* **Prompt**
Pictures stay out of the copy; set down each line of the listing below exactly.

* **Data lines**

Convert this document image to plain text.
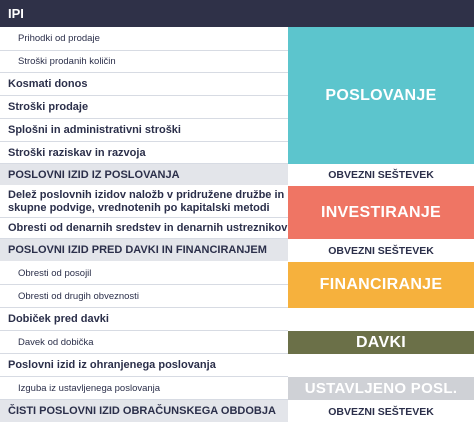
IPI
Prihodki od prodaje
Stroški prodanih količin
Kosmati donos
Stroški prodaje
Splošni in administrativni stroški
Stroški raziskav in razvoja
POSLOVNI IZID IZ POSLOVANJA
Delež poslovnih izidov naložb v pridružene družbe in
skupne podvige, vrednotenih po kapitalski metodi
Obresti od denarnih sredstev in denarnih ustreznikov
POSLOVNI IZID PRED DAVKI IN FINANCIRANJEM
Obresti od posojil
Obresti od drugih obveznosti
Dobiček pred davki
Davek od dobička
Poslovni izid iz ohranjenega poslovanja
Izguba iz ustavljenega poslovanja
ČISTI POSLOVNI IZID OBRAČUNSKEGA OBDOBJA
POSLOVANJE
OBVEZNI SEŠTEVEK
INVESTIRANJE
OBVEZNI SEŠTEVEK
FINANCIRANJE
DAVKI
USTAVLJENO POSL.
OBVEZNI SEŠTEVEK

* **Task result**
Convert this document image to plain text.
IPI
Prihodki od prodaje
Stroški prodanih količin
Kosmati donos
Stroški prodaje
Splošni in administrativni stroški
Stroški raziskav in razvoja
POSLOVNI IZID IZ POSLOVANJA
Delež poslovnih izidov naložb v pridružene družbe in
skupne podvige, vrednotenih po kapitalski metodi
Obresti od denarnih sredstev in denarnih ustreznikov
POSLOVNI IZID PRED DAVKI IN FINANCIRANJEM
Obresti od posojil
Obresti od drugih obveznosti
Dobiček pred davki
Davek od dobička
Poslovni izid iz ohranjenega poslovanja
Izguba iz ustavljenega poslovanja
ČISTI POSLOVNI IZID OBRAČUNSKEGA OBDOBJA
POSLOVANJE
OBVEZNI SEŠTEVEK
INVESTIRANJE
OBVEZNI SEŠTEVEK
FINANCIRANJE
DAVKI
USTAVLJENO POSL.
OBVEZNI SEŠTEVEK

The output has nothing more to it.